» **Do this**
Rewrite the records as a JSON list of strings, starting at the line that has "Text: N: N [128,84,135,94]" and stopping after the line that has "List 16 of the". Give one string per line and skip blank lines.

━━━ Provided records ━━━

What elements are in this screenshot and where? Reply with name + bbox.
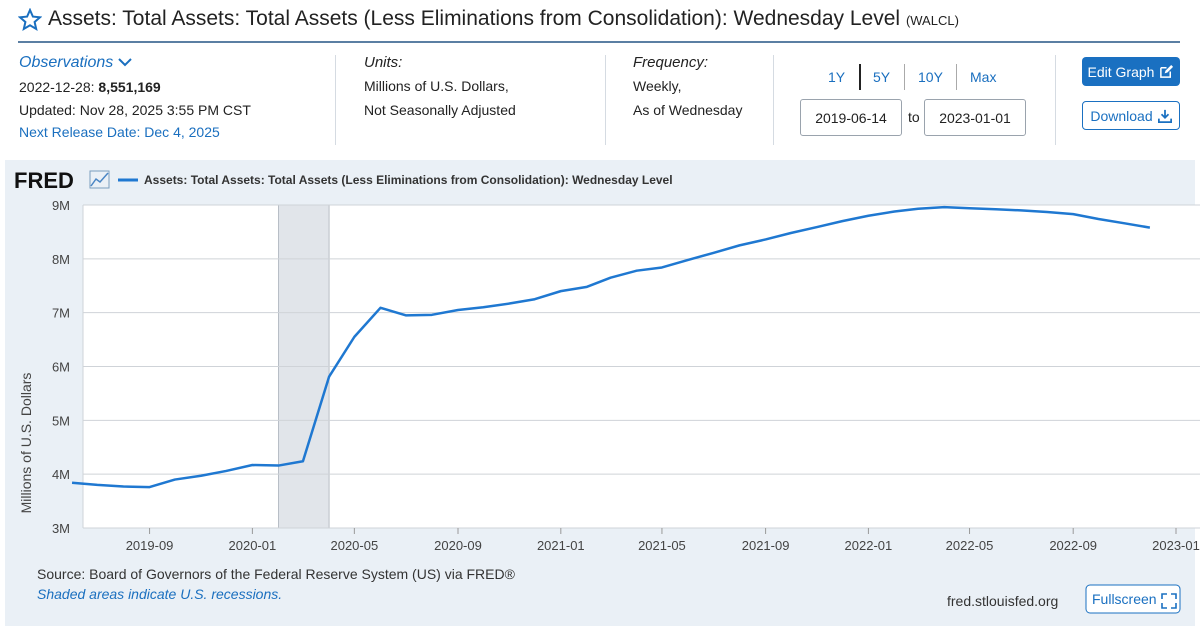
y-tick-label: 6M [52,360,70,375]
range-divider [859,64,861,90]
site-url: fred.stlouisfed.org [947,593,1058,609]
units-line: Not Seasonally Adjusted [364,102,516,118]
logo-icon [89,170,110,189]
series-line [71,205,1151,489]
edit-icon [1160,64,1174,78]
observation-date: 2022-12-28: [19,79,95,95]
fullscreen-label[interactable]: Fullscreen [1092,591,1157,607]
recession-note[interactable]: Shaded areas indicate U.S. recessions. [37,586,282,602]
range-button[interactable]: 10Y [918,69,943,85]
fullscreen-icon [1161,593,1177,609]
separator [773,55,774,145]
start-date-input[interactable]: 2019-06-14 [800,99,902,136]
frequency-label: Frequency: [633,54,709,71]
observations-toggle[interactable]: Observations [19,54,132,72]
star-icon[interactable] [18,8,42,32]
source: Source: Board of Governors of the Federa… [37,566,516,582]
download-button[interactable]: Download [1082,101,1180,130]
x-tick-label: 2023-01 [1152,538,1200,553]
edit-graph-label[interactable]: Edit Graph [1087,63,1155,80]
range-button[interactable]: 1Y [828,69,846,85]
x-tick-label: 2020-09 [434,538,482,553]
y-tick-label: 5M [52,413,70,428]
x-tick-label: 2020-05 [330,538,378,553]
units-line: Millions of U.S. Dollars, [364,78,509,94]
separator [1055,55,1056,145]
header-rule [18,41,1180,43]
units-label: Units: [364,54,403,71]
range-divider [956,64,957,90]
y-tick-label: 3M [52,521,70,536]
y-tick-label: 9M [52,198,70,213]
next-release[interactable]: Next Release Date: Dec 4, 2025 [19,124,220,140]
range-button[interactable]: Max [970,69,997,85]
chevron-icon [118,58,132,67]
series-id: (WALCL) [905,13,959,28]
separator [605,55,606,145]
x-tick-label: 2022-05 [946,538,994,553]
date-separator: to [908,109,920,125]
x-tick-label: 2021-01 [537,538,585,553]
download-label[interactable]: Download [1090,107,1153,124]
observation-value: 8,551,169 [98,79,161,95]
edit-graph-button[interactable]: Edit Graph [1082,57,1180,86]
legend-label: Assets: Total Assets: Total Assets (Less… [144,173,673,187]
updated: Updated: Nov 28, 2025 3:55 PM CST [19,102,251,118]
page-title: Assets: Total Assets: Total Assets (Less… [48,7,959,31]
series-title: Assets: Total Assets: Total Assets (Less… [48,7,901,30]
x-tick-label: 2022-01 [845,538,893,553]
chart: FRED Millions of U.S. Dollars 3M 4M 5M 6M 7M… [5,160,1200,626]
y-axis-label: Millions of U.S. Dollars [18,373,34,514]
observations-label[interactable]: Observations [19,54,114,71]
fullscreen-button[interactable] [1085,584,1181,614]
x-tick-label: 2021-09 [742,538,790,553]
frequency-line: As of Wednesday [633,102,743,118]
y-tick-label: 8M [52,252,70,267]
x-tick-label: 2022-09 [1049,538,1097,553]
separator [335,55,336,145]
x-tick-label: 2019-09 [126,538,174,553]
y-tick-label: 4M [52,467,70,482]
x-tick-label: 2021-05 [638,538,686,553]
fred-logo: FRED [14,168,74,193]
footer: Source: Board of Governors of the Federa… [37,566,1181,614]
y-tick-label: 7M [52,306,70,321]
download-icon [1157,109,1172,123]
latest-observation: 2022-12-28: 8,551,169 [19,79,161,95]
frequency-line: Weekly, [633,78,682,94]
end-date-input[interactable]: 2023-01-01 [924,99,1026,136]
range-divider [904,64,905,90]
range-button[interactable]: 5Y [873,69,891,85]
x-tick-label: 2020-01 [229,538,277,553]
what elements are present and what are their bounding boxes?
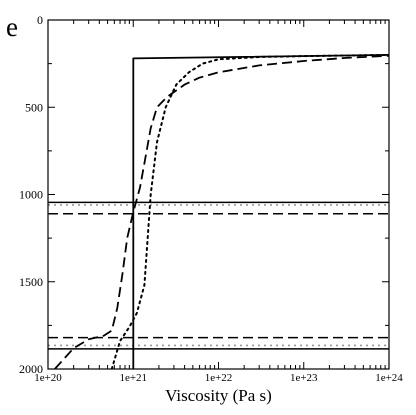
x-tick-label: 1e+21 (119, 372, 147, 384)
x-axis: 1e+20 1e+21 1e+22 1e+23 1e+24 (34, 20, 403, 384)
plot-frame (47, 19, 390, 370)
x-tick-label: 1e+20 (34, 372, 62, 384)
y-tick-label: 1500 (19, 275, 43, 289)
y-tick-label: 0 (37, 13, 43, 27)
y-axis: 0 500 1000 1500 2000 (19, 13, 389, 376)
x-tick-label: 1e+24 (375, 372, 403, 384)
x-tick-label: 1e+23 (290, 372, 318, 384)
x-axis-label: Viscosity (Pa s) (165, 386, 272, 405)
y-tick-label: 2000 (19, 362, 43, 376)
series-line-dashed (54, 54, 389, 369)
y-tick-label: 500 (25, 100, 43, 114)
panel-label: e (6, 12, 18, 42)
x-tick-label: 1e+22 (205, 372, 233, 384)
y-tick-label: 1000 (19, 188, 43, 202)
series-line-solid (132, 54, 389, 369)
series-line-dotted (110, 53, 389, 369)
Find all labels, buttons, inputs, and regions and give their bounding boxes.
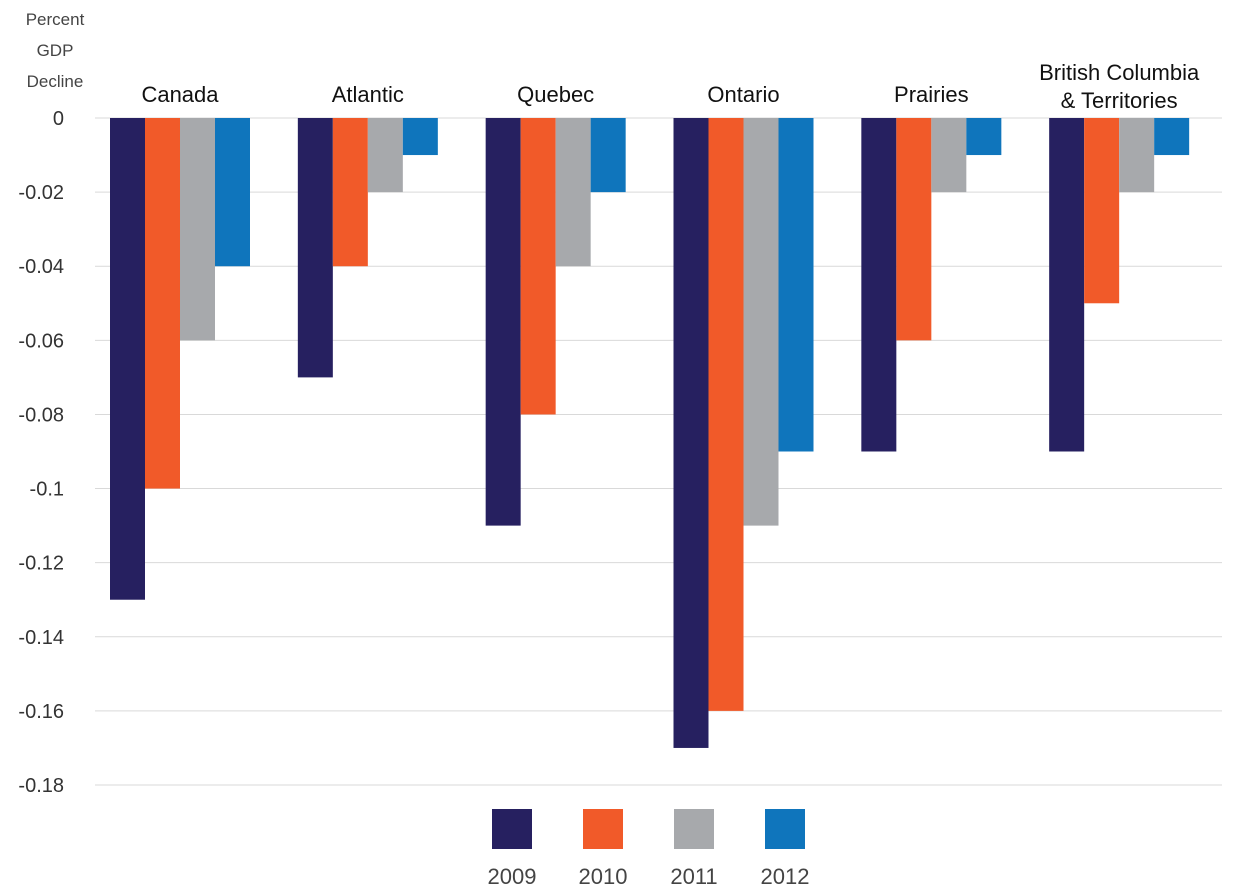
y-axis-label: Percent GDP Decline — [26, 10, 85, 91]
y-tick-label: -0.04 — [18, 256, 64, 278]
gridlines — [95, 117, 1222, 786]
bar — [1084, 118, 1120, 304]
legend-swatch — [583, 809, 623, 849]
category-label: British Columbia — [1039, 60, 1200, 85]
category-label: & Territories — [1061, 88, 1178, 113]
bar — [861, 118, 897, 452]
bar — [297, 118, 333, 378]
bar — [215, 118, 250, 267]
bar — [778, 118, 814, 452]
bar — [708, 118, 744, 711]
y-tick-label: -0.06 — [18, 330, 64, 352]
bar — [673, 118, 709, 748]
bar — [966, 118, 1002, 156]
legend-swatch — [492, 809, 532, 849]
bar — [520, 118, 556, 415]
bar — [402, 118, 438, 156]
bar — [485, 118, 521, 526]
bars — [110, 118, 1190, 748]
y-axis-ticks: 0 -0.02 -0.04 -0.06 -0.08 -0.1 -0.12 -0.14 -0.16… — [18, 108, 64, 797]
category-label: Prairies — [894, 82, 969, 107]
y-tick-label: -0.12 — [18, 553, 64, 575]
bar — [1154, 118, 1190, 156]
bar — [743, 118, 779, 526]
y-tick-label: -0.08 — [18, 404, 64, 426]
bar — [896, 118, 932, 341]
y-axis-label-line: Percent — [26, 10, 85, 29]
legend: 2009 2010 2011 2012 — [488, 809, 810, 889]
y-axis-label-line: Decline — [27, 72, 84, 91]
bar — [555, 118, 591, 267]
y-tick-label: -0.1 — [30, 479, 64, 501]
bar — [367, 118, 403, 193]
bar — [931, 118, 967, 193]
y-tick-label: -0.16 — [18, 701, 64, 723]
category-labels: Canada Atlantic Quebec Ontario Prairies Briti… — [141, 60, 1200, 113]
bar — [332, 118, 368, 267]
legend-label: 2012 — [761, 864, 810, 889]
legend-label: 2011 — [670, 864, 717, 889]
bar — [145, 118, 180, 489]
legend-swatch — [674, 809, 714, 849]
bar — [180, 118, 215, 341]
bar — [110, 118, 145, 600]
y-tick-label: -0.02 — [18, 182, 64, 204]
legend-label: 2009 — [488, 864, 537, 889]
legend-swatch — [765, 809, 805, 849]
category-label: Atlantic — [332, 82, 404, 107]
bar — [1119, 118, 1155, 193]
category-label: Quebec — [517, 82, 594, 107]
bar — [1049, 118, 1085, 452]
y-tick-label: -0.18 — [18, 775, 64, 797]
y-axis-label-line: GDP — [37, 41, 74, 60]
y-tick-label: -0.14 — [18, 627, 64, 649]
y-tick-label: 0 — [53, 108, 64, 130]
legend-label: 2010 — [579, 864, 628, 889]
category-label: Ontario — [707, 82, 779, 107]
category-label: Canada — [141, 82, 219, 107]
bar — [590, 118, 626, 193]
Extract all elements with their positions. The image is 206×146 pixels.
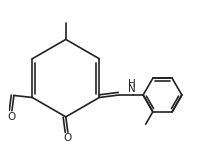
Text: N: N [128,84,135,94]
Text: H: H [128,79,135,89]
Text: O: O [63,133,72,143]
Text: O: O [8,112,16,122]
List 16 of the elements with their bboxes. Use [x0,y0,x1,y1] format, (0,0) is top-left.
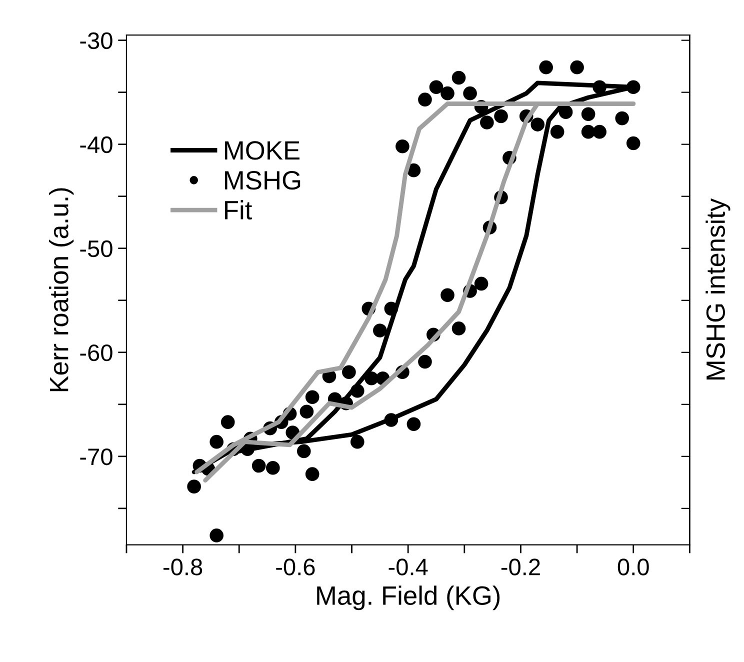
y-tick-label: -60 [80,344,112,362]
y-axis-title: Kerr roation (a.u.) [49,188,74,392]
y-tick-label: -30 [80,32,112,50]
x-tick-label: -0.8 [164,558,202,576]
legend-label: MOKE [225,141,300,160]
x-axis-title: Mag. Field (KG) [317,586,500,610]
legend-label: MSHG [225,170,300,190]
y2-axis-title: MSHG intensity [706,198,730,380]
x-tick-label: 0.0 [618,558,649,576]
y-tick-label: -70 [80,448,112,466]
x-tick-label: -0.2 [501,558,540,576]
y-tick-label: -40 [80,136,112,154]
legend-label: Fit [225,200,252,220]
x-tick-label: -0.4 [388,558,428,576]
x-tick-label: -0.6 [276,558,315,576]
y-tick-label: -50 [80,240,112,258]
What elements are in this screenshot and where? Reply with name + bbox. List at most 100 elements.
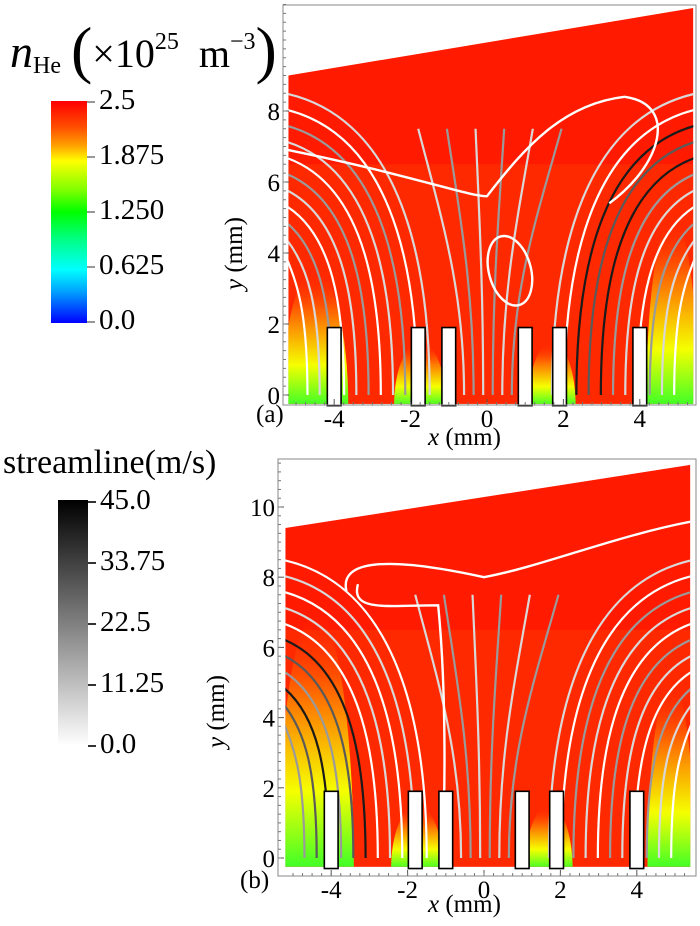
streamline-colorbar-title: streamline(m/s) — [3, 444, 217, 481]
streamline — [474, 128, 485, 396]
panel-a-low-density-region — [646, 217, 694, 404]
electrode — [514, 790, 530, 870]
streamline — [417, 128, 466, 396]
streamline — [648, 220, 694, 396]
density-colorbar-tick-label: 1.250 — [99, 194, 165, 226]
density-colorbar-tick-mark — [87, 266, 95, 268]
density-symbol: n — [10, 26, 33, 77]
streamline-colorbar-tick-label: 22.5 — [100, 606, 151, 638]
streamline-colorbar-tick-label: 11.25 — [100, 667, 165, 699]
y-tick-label: 4 — [268, 241, 281, 268]
streamline-colorbar-tick-mark — [88, 623, 96, 625]
streamline — [670, 717, 691, 859]
y-tick-label: 6 — [263, 635, 276, 662]
streamline — [285, 590, 404, 859]
streamline-colorbar-tick-mark — [88, 501, 96, 503]
streamline — [288, 188, 358, 396]
electrode — [326, 326, 342, 407]
streamline-colorbar-tick-mark — [88, 562, 96, 564]
streamline — [285, 637, 367, 859]
streamline — [660, 236, 694, 396]
streamline — [596, 621, 691, 859]
panel-a-frame — [282, 4, 697, 406]
streamline — [608, 637, 691, 859]
y-tick-label: 10 — [250, 495, 275, 522]
density-unit-exponent: −3 — [229, 28, 256, 55]
panel-a-tag: (a) — [256, 401, 284, 428]
streamline — [507, 594, 560, 859]
panel-b-frame — [277, 458, 697, 877]
streamline — [285, 558, 428, 859]
electrode — [410, 326, 426, 407]
streamline-colorbar-tick-mark — [88, 745, 96, 747]
x-tick-label: -4 — [321, 877, 342, 904]
panel-a-low-density-region — [394, 341, 447, 404]
streamline-recirculation — [288, 95, 659, 205]
streamline — [621, 653, 691, 859]
streamline — [488, 594, 503, 859]
y-tick-label: 6 — [268, 170, 281, 197]
x-tick-label: -4 — [324, 406, 345, 433]
panel-b-ylabel: y (mm) — [203, 675, 230, 748]
panel-b-tag: (b) — [240, 867, 270, 894]
density-unit: m — [198, 31, 230, 76]
electrode — [629, 790, 645, 870]
electrode — [438, 790, 454, 870]
streamline — [498, 594, 531, 859]
x-tick-label: -2 — [397, 877, 418, 904]
x-tick-label: -2 — [400, 406, 421, 433]
density-multiplier: ×10 — [92, 31, 155, 76]
density-exponent: 25 — [154, 28, 179, 55]
density-colorbar-tick-mark — [87, 321, 95, 323]
panel-b-low-density-region — [391, 805, 444, 867]
y-tick-label: 8 — [268, 99, 281, 126]
streamline — [645, 685, 691, 859]
density-colorbar-tick-mark — [87, 101, 95, 103]
panel-a-plot: -4 -2 0 2 4 0 2 4 6 8 — [268, 4, 697, 433]
panel-b-low-density-region — [647, 682, 691, 867]
streamline — [657, 701, 691, 859]
electrode — [323, 790, 339, 870]
y-tick-label: 4 — [263, 706, 276, 733]
streamline — [584, 605, 691, 859]
streamline — [288, 124, 407, 396]
streamline — [288, 236, 321, 396]
y-tick-label: 0 — [268, 383, 281, 410]
streamline-colorbar-tick-label: 45.0 — [100, 484, 151, 516]
panel-b-xlabel: x (mm) — [428, 891, 501, 918]
streamline-colorbar — [58, 500, 88, 746]
streamline — [285, 621, 379, 859]
density-colorbar-tick-label: 1.875 — [99, 139, 165, 171]
open-paren: ( — [70, 14, 93, 85]
streamline — [288, 252, 309, 396]
electrode — [551, 326, 568, 407]
density-colorbar-tick-label: 0.625 — [99, 249, 165, 281]
electrode — [441, 326, 457, 407]
streamline-recirculation — [344, 519, 691, 592]
panel-a-ylabel: y (mm) — [221, 217, 248, 290]
panel-b-low-density-region — [285, 612, 354, 867]
streamline — [575, 124, 694, 396]
streamline — [285, 653, 355, 859]
streamline-colorbar-tick-mark — [88, 684, 96, 686]
streamline — [471, 594, 482, 859]
electrode — [407, 790, 423, 870]
y-tick-label: 2 — [263, 776, 276, 803]
streamline-colorbar-tick-label: 0.0 — [100, 728, 137, 760]
panel-a-xlabel: x (mm) — [428, 424, 501, 451]
streamline — [673, 252, 694, 396]
x-tick-label: 4 — [634, 406, 647, 433]
streamline-colorbar-tick-label: 33.75 — [100, 545, 166, 577]
close-paren: ) — [255, 14, 277, 85]
density-colorbar-tick-mark — [87, 156, 95, 158]
streamline — [288, 92, 431, 396]
density-colorbar-tick-mark — [87, 211, 95, 213]
streamline — [501, 128, 534, 396]
streamline — [285, 717, 306, 859]
density-colorbar — [51, 101, 87, 323]
streamline — [285, 701, 318, 859]
x-tick-label: 4 — [631, 877, 644, 904]
streamline — [445, 128, 475, 396]
y-tick-label: 8 — [263, 565, 276, 592]
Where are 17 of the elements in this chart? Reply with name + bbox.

━━━

» **Reply to the exercise**
[
  "Text: N: N [128,84,135,94]",
  "Text: H: H [128,79,135,89]",
  "Text: O: O [63,133,72,143]",
  "Text: O: O [8,112,16,122]",
  "List 16 of the elements with their bboxes. Use [x0,y0,x1,y1] format, (0,0) is top-left."
]